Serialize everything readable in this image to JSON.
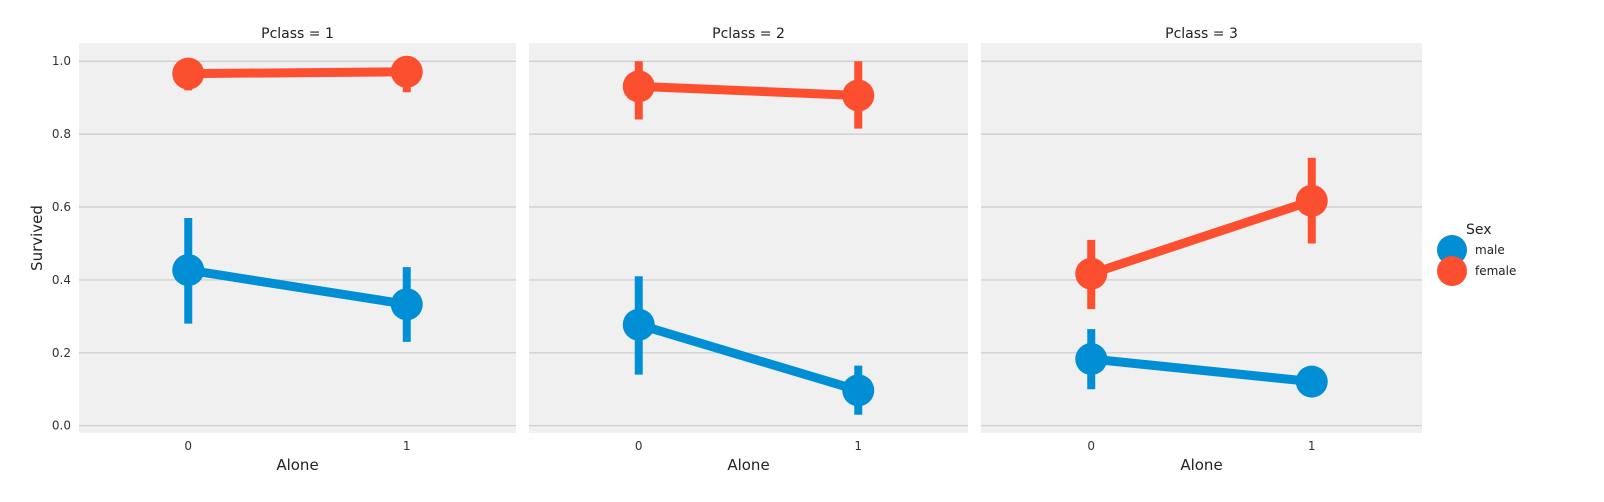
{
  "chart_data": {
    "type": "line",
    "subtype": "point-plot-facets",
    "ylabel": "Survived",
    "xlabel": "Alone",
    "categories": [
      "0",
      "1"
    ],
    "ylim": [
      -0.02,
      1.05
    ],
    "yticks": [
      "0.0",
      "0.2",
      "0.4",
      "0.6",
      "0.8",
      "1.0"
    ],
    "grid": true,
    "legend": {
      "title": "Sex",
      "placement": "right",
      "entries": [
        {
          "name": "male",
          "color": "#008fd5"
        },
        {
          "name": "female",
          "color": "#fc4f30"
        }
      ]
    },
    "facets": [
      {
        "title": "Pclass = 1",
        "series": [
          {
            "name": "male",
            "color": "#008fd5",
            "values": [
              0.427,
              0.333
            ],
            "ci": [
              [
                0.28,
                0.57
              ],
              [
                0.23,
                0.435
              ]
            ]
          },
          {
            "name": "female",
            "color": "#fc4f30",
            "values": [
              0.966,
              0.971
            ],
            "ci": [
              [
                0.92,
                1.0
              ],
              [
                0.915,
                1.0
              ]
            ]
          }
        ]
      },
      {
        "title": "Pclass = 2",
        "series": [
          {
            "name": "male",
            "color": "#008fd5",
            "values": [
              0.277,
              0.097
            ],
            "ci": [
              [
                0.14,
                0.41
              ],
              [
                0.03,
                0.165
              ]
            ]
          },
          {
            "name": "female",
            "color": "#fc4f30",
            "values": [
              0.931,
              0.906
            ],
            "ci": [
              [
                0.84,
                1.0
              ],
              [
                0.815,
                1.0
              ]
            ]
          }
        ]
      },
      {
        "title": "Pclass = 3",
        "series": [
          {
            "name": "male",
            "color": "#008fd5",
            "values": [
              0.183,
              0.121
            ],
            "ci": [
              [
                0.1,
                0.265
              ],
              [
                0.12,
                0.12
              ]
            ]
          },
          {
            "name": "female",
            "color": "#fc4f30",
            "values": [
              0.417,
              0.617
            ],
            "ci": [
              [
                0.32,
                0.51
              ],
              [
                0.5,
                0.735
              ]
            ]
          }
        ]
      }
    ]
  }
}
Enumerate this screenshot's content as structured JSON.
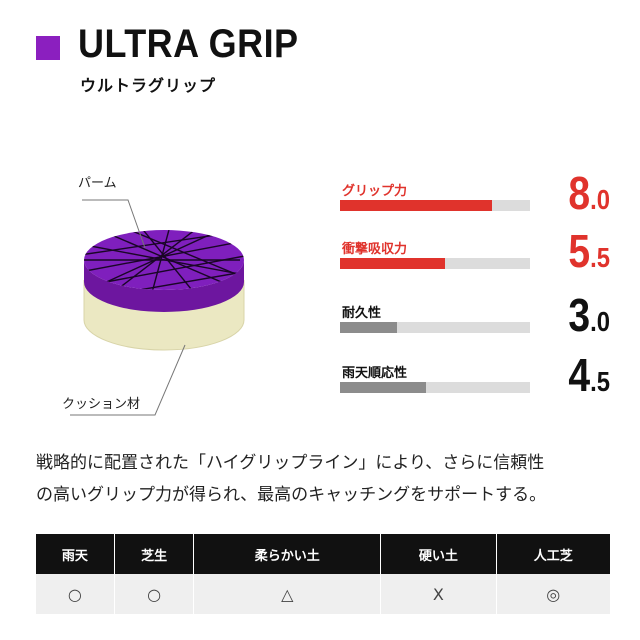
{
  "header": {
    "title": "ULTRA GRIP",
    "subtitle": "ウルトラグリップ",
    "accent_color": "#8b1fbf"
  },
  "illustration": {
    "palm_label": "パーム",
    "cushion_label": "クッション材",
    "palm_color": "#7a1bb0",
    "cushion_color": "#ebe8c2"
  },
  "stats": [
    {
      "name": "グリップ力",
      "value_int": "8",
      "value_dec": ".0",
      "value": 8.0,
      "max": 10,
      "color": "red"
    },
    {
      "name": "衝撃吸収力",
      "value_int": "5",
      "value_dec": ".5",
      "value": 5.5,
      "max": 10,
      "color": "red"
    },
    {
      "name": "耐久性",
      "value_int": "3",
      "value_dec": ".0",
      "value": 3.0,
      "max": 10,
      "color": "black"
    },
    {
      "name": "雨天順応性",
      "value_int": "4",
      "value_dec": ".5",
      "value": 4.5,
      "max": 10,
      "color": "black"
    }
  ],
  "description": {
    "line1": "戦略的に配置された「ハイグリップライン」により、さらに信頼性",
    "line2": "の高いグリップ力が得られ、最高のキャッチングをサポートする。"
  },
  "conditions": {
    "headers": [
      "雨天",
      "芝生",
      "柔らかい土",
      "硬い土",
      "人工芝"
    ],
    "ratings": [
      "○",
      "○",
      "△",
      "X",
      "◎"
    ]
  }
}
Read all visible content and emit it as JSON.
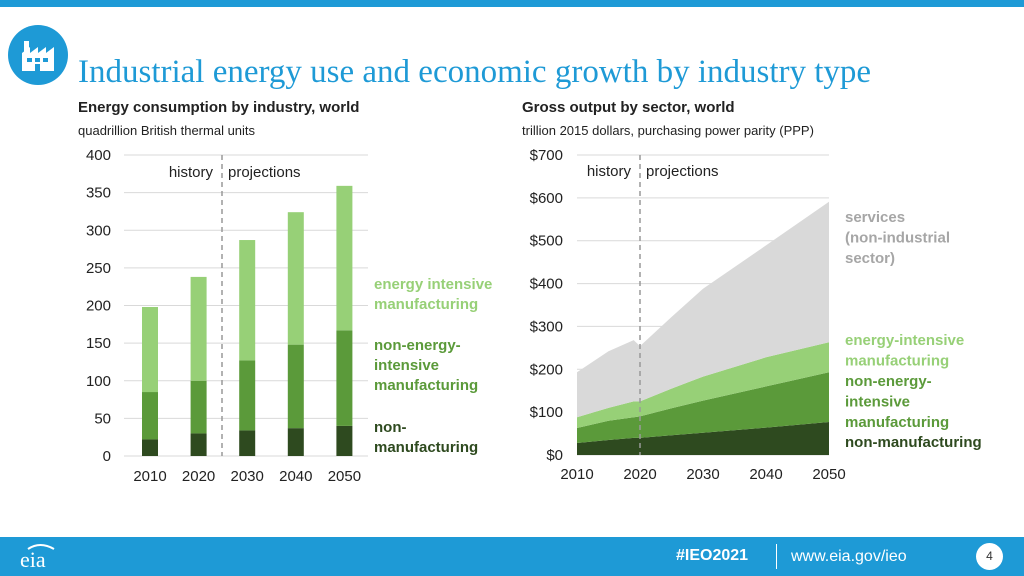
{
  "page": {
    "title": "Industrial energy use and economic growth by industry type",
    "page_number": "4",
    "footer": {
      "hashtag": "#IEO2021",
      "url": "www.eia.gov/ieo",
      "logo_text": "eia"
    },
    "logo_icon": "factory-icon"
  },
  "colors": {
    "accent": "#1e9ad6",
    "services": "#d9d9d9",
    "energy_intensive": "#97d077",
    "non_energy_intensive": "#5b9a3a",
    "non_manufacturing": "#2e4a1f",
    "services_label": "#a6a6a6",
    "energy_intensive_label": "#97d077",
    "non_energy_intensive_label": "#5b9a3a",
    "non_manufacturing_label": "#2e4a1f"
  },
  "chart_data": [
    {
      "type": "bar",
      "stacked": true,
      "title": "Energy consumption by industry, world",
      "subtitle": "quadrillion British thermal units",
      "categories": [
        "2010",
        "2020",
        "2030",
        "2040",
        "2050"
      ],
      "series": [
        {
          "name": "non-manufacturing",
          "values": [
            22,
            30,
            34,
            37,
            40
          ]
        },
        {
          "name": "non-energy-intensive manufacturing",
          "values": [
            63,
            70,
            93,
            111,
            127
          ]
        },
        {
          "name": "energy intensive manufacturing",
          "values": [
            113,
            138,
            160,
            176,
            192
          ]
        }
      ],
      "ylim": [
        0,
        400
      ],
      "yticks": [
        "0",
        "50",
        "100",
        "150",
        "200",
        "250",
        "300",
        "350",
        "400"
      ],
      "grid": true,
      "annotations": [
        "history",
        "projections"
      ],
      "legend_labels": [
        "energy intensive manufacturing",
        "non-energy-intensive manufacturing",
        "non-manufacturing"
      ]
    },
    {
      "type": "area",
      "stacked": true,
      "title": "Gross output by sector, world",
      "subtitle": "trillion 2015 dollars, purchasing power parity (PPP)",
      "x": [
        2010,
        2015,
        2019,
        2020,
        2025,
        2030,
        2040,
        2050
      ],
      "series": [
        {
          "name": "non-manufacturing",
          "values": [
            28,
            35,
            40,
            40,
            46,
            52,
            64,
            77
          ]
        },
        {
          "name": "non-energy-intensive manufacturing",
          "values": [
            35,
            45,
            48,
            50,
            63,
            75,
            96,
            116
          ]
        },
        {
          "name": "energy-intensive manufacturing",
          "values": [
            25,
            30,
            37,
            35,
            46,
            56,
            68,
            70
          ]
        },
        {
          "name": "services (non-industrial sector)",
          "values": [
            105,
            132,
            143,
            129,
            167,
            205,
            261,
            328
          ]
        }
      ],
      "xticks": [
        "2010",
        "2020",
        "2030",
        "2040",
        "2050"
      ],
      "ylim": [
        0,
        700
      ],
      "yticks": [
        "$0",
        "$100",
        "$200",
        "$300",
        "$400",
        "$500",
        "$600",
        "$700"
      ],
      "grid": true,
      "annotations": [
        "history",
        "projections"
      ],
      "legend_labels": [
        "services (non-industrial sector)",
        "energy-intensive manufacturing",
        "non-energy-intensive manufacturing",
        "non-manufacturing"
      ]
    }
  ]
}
========
Every line of the material is to be quoted exactly, with no pictures carried over.

Result of the exercise:
Serialize everything readable in this image to JSON.
{
  "chart_data": {
    "type": "line",
    "subtype": "point-plot-facets",
    "ylabel": "Survived",
    "xlabel": "Alone",
    "categories": [
      "0",
      "1"
    ],
    "ylim": [
      -0.02,
      1.05
    ],
    "yticks": [
      "0.0",
      "0.2",
      "0.4",
      "0.6",
      "0.8",
      "1.0"
    ],
    "grid": true,
    "legend": {
      "title": "Sex",
      "placement": "right",
      "entries": [
        {
          "name": "male",
          "color": "#008fd5"
        },
        {
          "name": "female",
          "color": "#fc4f30"
        }
      ]
    },
    "facets": [
      {
        "title": "Pclass = 1",
        "series": [
          {
            "name": "male",
            "color": "#008fd5",
            "values": [
              0.427,
              0.333
            ],
            "ci": [
              [
                0.28,
                0.57
              ],
              [
                0.23,
                0.435
              ]
            ]
          },
          {
            "name": "female",
            "color": "#fc4f30",
            "values": [
              0.966,
              0.971
            ],
            "ci": [
              [
                0.92,
                1.0
              ],
              [
                0.915,
                1.0
              ]
            ]
          }
        ]
      },
      {
        "title": "Pclass = 2",
        "series": [
          {
            "name": "male",
            "color": "#008fd5",
            "values": [
              0.277,
              0.097
            ],
            "ci": [
              [
                0.14,
                0.41
              ],
              [
                0.03,
                0.165
              ]
            ]
          },
          {
            "name": "female",
            "color": "#fc4f30",
            "values": [
              0.931,
              0.906
            ],
            "ci": [
              [
                0.84,
                1.0
              ],
              [
                0.815,
                1.0
              ]
            ]
          }
        ]
      },
      {
        "title": "Pclass = 3",
        "series": [
          {
            "name": "male",
            "color": "#008fd5",
            "values": [
              0.183,
              0.121
            ],
            "ci": [
              [
                0.1,
                0.265
              ],
              [
                0.12,
                0.12
              ]
            ]
          },
          {
            "name": "female",
            "color": "#fc4f30",
            "values": [
              0.417,
              0.617
            ],
            "ci": [
              [
                0.32,
                0.51
              ],
              [
                0.5,
                0.735
              ]
            ]
          }
        ]
      }
    ]
  }
}
Enumerate this screenshot's content as structured JSON.
{
  "header": {
    "title": "ULTRA GRIP",
    "subtitle": "ウルトラグリップ",
    "accent_color": "#8b1fbf"
  },
  "illustration": {
    "palm_label": "パーム",
    "cushion_label": "クッション材",
    "palm_color": "#7a1bb0",
    "cushion_color": "#ebe8c2"
  },
  "stats": [
    {
      "name": "グリップ力",
      "value_int": "8",
      "value_dec": ".0",
      "value": 8.0,
      "max": 10,
      "color": "red"
    },
    {
      "name": "衝撃吸収力",
      "value_int": "5",
      "value_dec": ".5",
      "value": 5.5,
      "max": 10,
      "color": "red"
    },
    {
      "name": "耐久性",
      "value_int": "3",
      "value_dec": ".0",
      "value": 3.0,
      "max": 10,
      "color": "black"
    },
    {
      "name": "雨天順応性",
      "value_int": "4",
      "value_dec": ".5",
      "value": 4.5,
      "max": 10,
      "color": "black"
    }
  ],
  "description": {
    "line1": "戦略的に配置された「ハイグリップライン」により、さらに信頼性",
    "line2": "の高いグリップ力が得られ、最高のキャッチングをサポートする。"
  },
  "conditions": {
    "headers": [
      "雨天",
      "芝生",
      "柔らかい土",
      "硬い土",
      "人工芝"
    ],
    "ratings": [
      "○",
      "○",
      "△",
      "X",
      "◎"
    ]
  }
}
Read all visible content and emit it as JSON.
{
  "page": {
    "title": "Industrial energy use and economic growth by industry type",
    "page_number": "4",
    "footer": {
      "hashtag": "#IEO2021",
      "url": "www.eia.gov/ieo",
      "logo_text": "eia"
    },
    "logo_icon": "factory-icon"
  },
  "colors": {
    "accent": "#1e9ad6",
    "services": "#d9d9d9",
    "energy_intensive": "#97d077",
    "non_energy_intensive": "#5b9a3a",
    "non_manufacturing": "#2e4a1f",
    "services_label": "#a6a6a6",
    "energy_intensive_label": "#97d077",
    "non_energy_intensive_label": "#5b9a3a",
    "non_manufacturing_label": "#2e4a1f"
  },
  "chart_data": [
    {
      "type": "bar",
      "stacked": true,
      "title": "Energy consumption by industry, world",
      "subtitle": "quadrillion British thermal units",
      "categories": [
        "2010",
        "2020",
        "2030",
        "2040",
        "2050"
      ],
      "series": [
        {
          "name": "non-manufacturing",
          "values": [
            22,
            30,
            34,
            37,
            40
          ]
        },
        {
          "name": "non-energy-intensive manufacturing",
          "values": [
            63,
            70,
            93,
            111,
            127
          ]
        },
        {
          "name": "energy intensive manufacturing",
          "values": [
            113,
            138,
            160,
            176,
            192
          ]
        }
      ],
      "ylim": [
        0,
        400
      ],
      "yticks": [
        "0",
        "50",
        "100",
        "150",
        "200",
        "250",
        "300",
        "350",
        "400"
      ],
      "grid": true,
      "annotations": [
        "history",
        "projections"
      ],
      "legend_labels": [
        "energy intensive manufacturing",
        "non-energy-intensive manufacturing",
        "non-manufacturing"
      ]
    },
    {
      "type": "area",
      "stacked": true,
      "title": "Gross output by sector, world",
      "subtitle": "trillion 2015 dollars, purchasing power parity (PPP)",
      "x": [
        2010,
        2015,
        2019,
        2020,
        2025,
        2030,
        2040,
        2050
      ],
      "series": [
        {
          "name": "non-manufacturing",
          "values": [
            28,
            35,
            40,
            40,
            46,
            52,
            64,
            77
          ]
        },
        {
          "name": "non-energy-intensive manufacturing",
          "values": [
            35,
            45,
            48,
            50,
            63,
            75,
            96,
            116
          ]
        },
        {
          "name": "energy-intensive manufacturing",
          "values": [
            25,
            30,
            37,
            35,
            46,
            56,
            68,
            70
          ]
        },
        {
          "name": "services (non-industrial sector)",
          "values": [
            105,
            132,
            143,
            129,
            167,
            205,
            261,
            328
          ]
        }
      ],
      "xticks": [
        "2010",
        "2020",
        "2030",
        "2040",
        "2050"
      ],
      "ylim": [
        0,
        700
      ],
      "yticks": [
        "$0",
        "$100",
        "$200",
        "$300",
        "$400",
        "$500",
        "$600",
        "$700"
      ],
      "grid": true,
      "annotations": [
        "history",
        "projections"
      ],
      "legend_labels": [
        "services (non-industrial sector)",
        "energy-intensive manufacturing",
        "non-energy-intensive manufacturing",
        "non-manufacturing"
      ]
    }
  ]
}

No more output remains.